▶ **Work required**:
Where the data below has the string "DcKiY", return the whole line.

▶ **Supplied records**:
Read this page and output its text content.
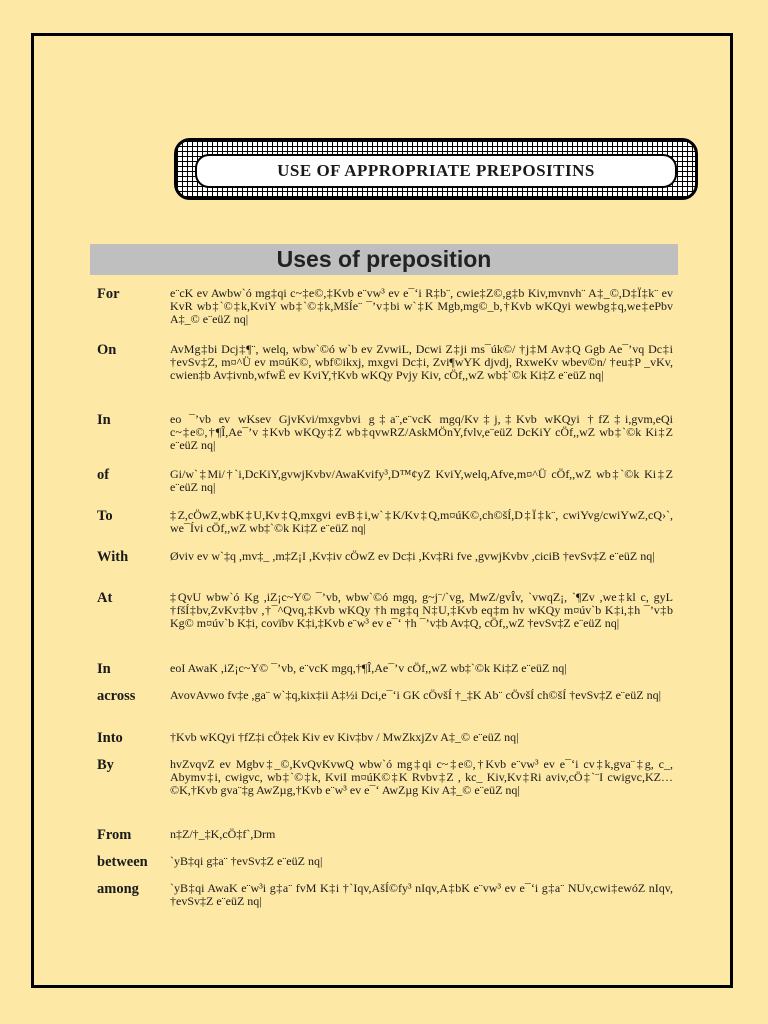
USE OF APPROPRIATE PREPOSITINS
Uses of preposition
For	e¨cK ev Awbw`ó mg‡qi c~‡e©,‡Kvb e¨vw³ ev e¯‘i R‡b¨, cwie‡Z©,g‡b Kiv,mvnvh¨ A‡_©,D‡Ï‡k¨ ev KvR wb‡`©‡k,KviY wb‡`©‡k,MšÍe¨ ¯’v‡bi w`‡K Mgb,mg©_b,†Kvb wKQyi wewbg‡q,we‡ePbv A‡_© e¨eüZ nq|
On	AvMg‡bi Dcj‡¶¨, welq, wbw`©ó w`b ev ZvwiL, Dcwi Z‡ji ms¯úk©/ †j‡M Av‡Q Ggb Ae¯’vq Dc‡i †evSv‡Z, m¤^Ü ev m¤úK©, wbf©ikxj, mxgvi Dc‡i, Zvi¶wYK djvdj, RxweKv wbev©n/ †eu‡P _vKv, cwien‡b Av‡ivnb,wfwË ev KviY,†Kvb wKQy Pvjy Kiv, cÖf,,wZ wb‡`©k Ki‡Z e¨eüZ nq|
In	eo ¯’vb ev wKsev GjvKvi/mxgvbvi g‡a¨,e¨vcK mgq/Kv‡j,‡Kvb wKQyi †fZ‡i,gvm,eQi c~‡e©,†¶Î,Ae¯’v ‡Kvb wKQy‡Z wb‡qvwRZ/AskMÖnY,fvlv,e¨eüZ DcKiY cÖf,,wZ wb‡`©k Ki‡Z e¨eüZ nq|
of	Gi/w`‡Mi/†`i,DcKiY,gvwjKvbv/AwaKvify³,D™¢yZ KviY,welq,Afve,m¤^Ü cÖf,,wZ wb‡`©k Ki‡Z e¨eüZ nq|
To	‡Z,cÖwZ,wbK‡U,Kv‡Q,mxgvi evB‡i,w`‡K/Kv‡Q,m¤úK©,ch©šÍ,D‡Ï‡k¨, cwiYvg/cwiYwZ,cQ›`, we¯Ívi cÖf,,wZ wb‡`©k Ki‡Z e¨eüZ nq|
With	Øviv ev w`‡q ,mv‡_ ,m‡Z¡I ,Kv‡iv cÖwZ ev Dc‡i ,Kv‡Ri fve ,gvwjKvbv ,ciciB †evSv‡Z e¨eüZ nq|
At	‡QvU wbw`ó Kg ,iZ¡c~Y© ¯’vb, wbw`©ó mgq, g~j¨/`vg, MwZ/gvÎv, `vwqZ¡, `¶Zv ,we‡kl c, gyL †fšÍ‡bv,ZvKv‡bv ,†¯^Qvq,‡Kvb wKQy †h mg‡q N‡U,‡Kvb eq‡m hv wKQy m¤úv`b K‡i,‡h ¯’v‡b Kg© m¤úv`b K‡i, covïbv K‡i,‡Kvb e¨w³ ev e¯‘ †h ¯’v‡b Av‡Q, cÖf,,wZ †evSv‡Z e¨eüZ nq|
In	eoI AwaK ,iZ¡c~Y© ¯’vb, e¨vcK mgq,†¶Î,Ae¯’v cÖf,,wZ wb‡`©k Ki‡Z e¨eüZ nq|
across	AvovAvwo fv‡e ,ga¨ w`‡q,kix‡ii A‡½i Dci,e¯‘i GK cÖvšÍ †_‡K Ab¨ cÖvšÍ ch©šÍ †evSv‡Z e¨eüZ nq|
Into	†Kvb wKQyi †fZ‡i cÖ‡ek Kiv ev Kiv‡bv / MwZkxjZv A‡_© e¨eüZ nq|
By	hvZvqvZ ev Mgbv‡_©,KvQvKvwQ wbw`ó mg‡qi c~‡e©,†Kvb e¨vw³ ev e¯‘i cv‡k,gva¨‡g, c_, Abymv‡i, cwigvc, wb‡`©‡k, KviI m¤úK©‡K Rvbv‡Z , kc_ Kiv,Kv‡Ri aviv,cÖ‡`¨I cwigvc,KZ…©K,†Kvb gva¨‡g AwZµg,†Kvb e¨w³ ev e¯‘ AwZµg Kiv A‡_© e¨eüZ nq|
From	n‡Z/†_‡K,cÖ‡f`,Drm
between	`yB‡qi g‡a¨ †evSv‡Z e¨eüZ nq|
among	`yB‡qi AwaK e¨w³i g‡a¨ fvM K‡i †`Iqv,AšÍ©fy³ nIqv,A‡bK e¨vw³ ev e¯‘i g‡a¨ NUv,cwi‡ewóZ nIqv, †evSv‡Z e¨eüZ nq|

▶ **Finished exercise**:
In	eo ¯’vb ev wKsev GjvKvi/mxgvbvi g‡a¨,e¨vcK mgq/Kv‡j,‡Kvb wKQyi †fZ‡i,gvm,eQi c~‡e©,†¶Î,Ae¯’v ‡Kvb wKQy‡Z wb‡qvwRZ/AskMÖnY,fvlv,e¨eüZ DcKiY cÖf,,wZ wb‡`©k Ki‡Z e¨eüZ nq|
of	Gi/w`‡Mi/†`i,DcKiY,gvwjKvbv/AwaKvify³,D™¢yZ KviY,welq,Afve,m¤^Ü cÖf,,wZ wb‡`©k Ki‡Z e¨eüZ nq|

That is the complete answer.